▶ _Short task_
Quote the whole listing word for word, please.
------ Data records ------
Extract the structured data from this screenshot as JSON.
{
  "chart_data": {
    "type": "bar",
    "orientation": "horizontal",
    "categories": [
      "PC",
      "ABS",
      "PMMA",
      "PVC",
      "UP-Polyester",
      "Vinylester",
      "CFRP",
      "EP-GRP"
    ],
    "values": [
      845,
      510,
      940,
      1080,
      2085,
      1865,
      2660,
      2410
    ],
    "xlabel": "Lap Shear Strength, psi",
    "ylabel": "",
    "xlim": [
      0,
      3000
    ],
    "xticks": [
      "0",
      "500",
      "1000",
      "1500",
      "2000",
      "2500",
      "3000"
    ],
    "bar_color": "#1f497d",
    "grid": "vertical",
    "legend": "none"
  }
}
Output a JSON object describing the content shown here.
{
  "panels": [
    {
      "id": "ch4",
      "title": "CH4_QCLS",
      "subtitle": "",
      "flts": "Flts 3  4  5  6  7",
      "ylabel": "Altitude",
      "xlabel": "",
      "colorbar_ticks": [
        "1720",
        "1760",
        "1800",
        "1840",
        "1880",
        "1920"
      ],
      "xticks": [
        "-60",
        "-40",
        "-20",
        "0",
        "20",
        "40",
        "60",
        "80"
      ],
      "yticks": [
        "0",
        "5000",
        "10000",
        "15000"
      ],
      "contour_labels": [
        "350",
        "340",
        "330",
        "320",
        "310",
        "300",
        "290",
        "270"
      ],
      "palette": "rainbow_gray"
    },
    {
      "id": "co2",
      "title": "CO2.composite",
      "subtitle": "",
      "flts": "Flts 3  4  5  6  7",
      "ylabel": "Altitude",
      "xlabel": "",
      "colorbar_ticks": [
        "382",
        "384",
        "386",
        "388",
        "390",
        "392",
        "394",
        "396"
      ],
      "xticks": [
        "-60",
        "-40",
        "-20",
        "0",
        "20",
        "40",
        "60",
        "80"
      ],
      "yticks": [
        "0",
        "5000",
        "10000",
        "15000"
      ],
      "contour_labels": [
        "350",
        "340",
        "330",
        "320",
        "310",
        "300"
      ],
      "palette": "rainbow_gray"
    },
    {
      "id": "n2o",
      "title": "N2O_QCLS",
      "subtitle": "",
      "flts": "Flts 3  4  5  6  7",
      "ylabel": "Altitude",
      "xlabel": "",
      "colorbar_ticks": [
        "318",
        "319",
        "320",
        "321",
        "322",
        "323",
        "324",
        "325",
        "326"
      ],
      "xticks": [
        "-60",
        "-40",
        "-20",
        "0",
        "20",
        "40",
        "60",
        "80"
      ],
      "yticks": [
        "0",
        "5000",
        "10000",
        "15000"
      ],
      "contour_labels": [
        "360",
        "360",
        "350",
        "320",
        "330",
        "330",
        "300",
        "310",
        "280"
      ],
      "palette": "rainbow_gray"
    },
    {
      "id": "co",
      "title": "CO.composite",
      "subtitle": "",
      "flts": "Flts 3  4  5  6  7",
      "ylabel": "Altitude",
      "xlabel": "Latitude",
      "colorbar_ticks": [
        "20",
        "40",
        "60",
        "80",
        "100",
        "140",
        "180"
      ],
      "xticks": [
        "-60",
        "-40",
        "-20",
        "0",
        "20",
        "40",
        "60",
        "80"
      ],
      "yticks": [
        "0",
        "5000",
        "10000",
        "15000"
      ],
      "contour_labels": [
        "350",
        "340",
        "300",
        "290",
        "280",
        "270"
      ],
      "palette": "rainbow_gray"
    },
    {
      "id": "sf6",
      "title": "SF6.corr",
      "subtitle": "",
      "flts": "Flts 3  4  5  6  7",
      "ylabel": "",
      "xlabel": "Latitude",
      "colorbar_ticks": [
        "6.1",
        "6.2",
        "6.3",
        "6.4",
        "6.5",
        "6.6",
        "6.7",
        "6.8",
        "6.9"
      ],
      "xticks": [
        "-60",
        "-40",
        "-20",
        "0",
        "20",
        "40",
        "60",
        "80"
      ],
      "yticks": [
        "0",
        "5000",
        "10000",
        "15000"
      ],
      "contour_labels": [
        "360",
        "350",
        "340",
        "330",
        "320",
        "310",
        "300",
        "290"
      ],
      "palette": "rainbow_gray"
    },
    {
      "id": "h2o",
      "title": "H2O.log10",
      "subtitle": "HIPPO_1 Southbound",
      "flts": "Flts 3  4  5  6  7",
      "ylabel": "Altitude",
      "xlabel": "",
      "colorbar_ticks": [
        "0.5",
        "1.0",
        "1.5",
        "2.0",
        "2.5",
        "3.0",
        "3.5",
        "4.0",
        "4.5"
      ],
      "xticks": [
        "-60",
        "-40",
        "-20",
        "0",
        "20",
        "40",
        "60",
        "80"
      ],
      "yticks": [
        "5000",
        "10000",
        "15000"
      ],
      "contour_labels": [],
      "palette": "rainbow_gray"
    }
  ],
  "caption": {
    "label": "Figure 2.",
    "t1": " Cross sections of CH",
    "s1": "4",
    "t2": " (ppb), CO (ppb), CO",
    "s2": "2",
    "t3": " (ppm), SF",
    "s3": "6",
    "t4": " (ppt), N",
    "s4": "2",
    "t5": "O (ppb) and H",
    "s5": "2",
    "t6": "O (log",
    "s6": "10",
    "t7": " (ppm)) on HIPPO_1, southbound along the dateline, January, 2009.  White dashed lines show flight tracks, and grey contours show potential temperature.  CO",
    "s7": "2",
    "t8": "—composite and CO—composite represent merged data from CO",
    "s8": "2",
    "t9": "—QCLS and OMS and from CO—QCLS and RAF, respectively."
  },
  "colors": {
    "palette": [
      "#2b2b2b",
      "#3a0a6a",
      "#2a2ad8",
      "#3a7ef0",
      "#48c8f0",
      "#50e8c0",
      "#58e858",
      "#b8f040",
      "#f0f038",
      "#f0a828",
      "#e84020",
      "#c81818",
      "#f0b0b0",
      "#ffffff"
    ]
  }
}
------
▶ _Answer in full_
Extract the structured data from this screenshot as JSON.
{
  "chart_data": {
    "type": "bar",
    "orientation": "horizontal",
    "categories": [
      "PC",
      "ABS",
      "PMMA",
      "PVC",
      "UP-Polyester",
      "Vinylester",
      "CFRP",
      "EP-GRP"
    ],
    "values": [
      845,
      510,
      940,
      1080,
      2085,
      1865,
      2660,
      2410
    ],
    "xlabel": "Lap Shear Strength, psi",
    "ylabel": "",
    "xlim": [
      0,
      3000
    ],
    "xticks": [
      "0",
      "500",
      "1000",
      "1500",
      "2000",
      "2500",
      "3000"
    ],
    "bar_color": "#1f497d",
    "grid": "vertical",
    "legend": "none"
  }
}
Output a JSON object describing the content shown here.
{
  "panels": [
    {
      "id": "ch4",
      "title": "CH4_QCLS",
      "subtitle": "",
      "flts": "Flts 3  4  5  6  7",
      "ylabel": "Altitude",
      "xlabel": "",
      "colorbar_ticks": [
        "1720",
        "1760",
        "1800",
        "1840",
        "1880",
        "1920"
      ],
      "xticks": [
        "-60",
        "-40",
        "-20",
        "0",
        "20",
        "40",
        "60",
        "80"
      ],
      "yticks": [
        "0",
        "5000",
        "10000",
        "15000"
      ],
      "contour_labels": [
        "350",
        "340",
        "330",
        "320",
        "310",
        "300",
        "290",
        "270"
      ],
      "palette": "rainbow_gray"
    },
    {
      "id": "co2",
      "title": "CO2.composite",
      "subtitle": "",
      "flts": "Flts 3  4  5  6  7",
      "ylabel": "Altitude",
      "xlabel": "",
      "colorbar_ticks": [
        "382",
        "384",
        "386",
        "388",
        "390",
        "392",
        "394",
        "396"
      ],
      "xticks": [
        "-60",
        "-40",
        "-20",
        "0",
        "20",
        "40",
        "60",
        "80"
      ],
      "yticks": [
        "0",
        "5000",
        "10000",
        "15000"
      ],
      "contour_labels": [
        "350",
        "340",
        "330",
        "320",
        "310",
        "300"
      ],
      "palette": "rainbow_gray"
    },
    {
      "id": "n2o",
      "title": "N2O_QCLS",
      "subtitle": "",
      "flts": "Flts 3  4  5  6  7",
      "ylabel": "Altitude",
      "xlabel": "",
      "colorbar_ticks": [
        "318",
        "319",
        "320",
        "321",
        "322",
        "323",
        "324",
        "325",
        "326"
      ],
      "xticks": [
        "-60",
        "-40",
        "-20",
        "0",
        "20",
        "40",
        "60",
        "80"
      ],
      "yticks": [
        "0",
        "5000",
        "10000",
        "15000"
      ],
      "contour_labels": [
        "360",
        "360",
        "350",
        "320",
        "330",
        "330",
        "300",
        "310",
        "280"
      ],
      "palette": "rainbow_gray"
    },
    {
      "id": "co",
      "title": "CO.composite",
      "subtitle": "",
      "flts": "Flts 3  4  5  6  7",
      "ylabel": "Altitude",
      "xlabel": "Latitude",
      "colorbar_ticks": [
        "20",
        "40",
        "60",
        "80",
        "100",
        "140",
        "180"
      ],
      "xticks": [
        "-60",
        "-40",
        "-20",
        "0",
        "20",
        "40",
        "60",
        "80"
      ],
      "yticks": [
        "0",
        "5000",
        "10000",
        "15000"
      ],
      "contour_labels": [
        "350",
        "340",
        "300",
        "290",
        "280",
        "270"
      ],
      "palette": "rainbow_gray"
    },
    {
      "id": "sf6",
      "title": "SF6.corr",
      "subtitle": "",
      "flts": "Flts 3  4  5  6  7",
      "ylabel": "",
      "xlabel": "Latitude",
      "colorbar_ticks": [
        "6.1",
        "6.2",
        "6.3",
        "6.4",
        "6.5",
        "6.6",
        "6.7",
        "6.8",
        "6.9"
      ],
      "xticks": [
        "-60",
        "-40",
        "-20",
        "0",
        "20",
        "40",
        "60",
        "80"
      ],
      "yticks": [
        "0",
        "5000",
        "10000",
        "15000"
      ],
      "contour_labels": [
        "360",
        "350",
        "340",
        "330",
        "320",
        "310",
        "300",
        "290"
      ],
      "palette": "rainbow_gray"
    },
    {
      "id": "h2o",
      "title": "H2O.log10",
      "subtitle": "HIPPO_1 Southbound",
      "flts": "Flts 3  4  5  6  7",
      "ylabel": "Altitude",
      "xlabel": "",
      "colorbar_ticks": [
        "0.5",
        "1.0",
        "1.5",
        "2.0",
        "2.5",
        "3.0",
        "3.5",
        "4.0",
        "4.5"
      ],
      "xticks": [
        "-60",
        "-40",
        "-20",
        "0",
        "20",
        "40",
        "60",
        "80"
      ],
      "yticks": [
        "5000",
        "10000",
        "15000"
      ],
      "contour_labels": [],
      "palette": "rainbow_gray"
    }
  ],
  "caption": {
    "label": "Figure 2.",
    "t1": " Cross sections of CH",
    "s1": "4",
    "t2": " (ppb), CO (ppb), CO",
    "s2": "2",
    "t3": " (ppm), SF",
    "s3": "6",
    "t4": " (ppt), N",
    "s4": "2",
    "t5": "O (ppb) and H",
    "s5": "2",
    "t6": "O (log",
    "s6": "10",
    "t7": " (ppm)) on HIPPO_1, southbound along the dateline, January, 2009.  White dashed lines show flight tracks, and grey contours show potential temperature.  CO",
    "s7": "2",
    "t8": "—composite and CO—composite represent merged data from CO",
    "s8": "2",
    "t9": "—QCLS and OMS and from CO—QCLS and RAF, respectively."
  },
  "colors": {
    "palette": [
      "#2b2b2b",
      "#3a0a6a",
      "#2a2ad8",
      "#3a7ef0",
      "#48c8f0",
      "#50e8c0",
      "#58e858",
      "#b8f040",
      "#f0f038",
      "#f0a828",
      "#e84020",
      "#c81818",
      "#f0b0b0",
      "#ffffff"
    ]
  }
}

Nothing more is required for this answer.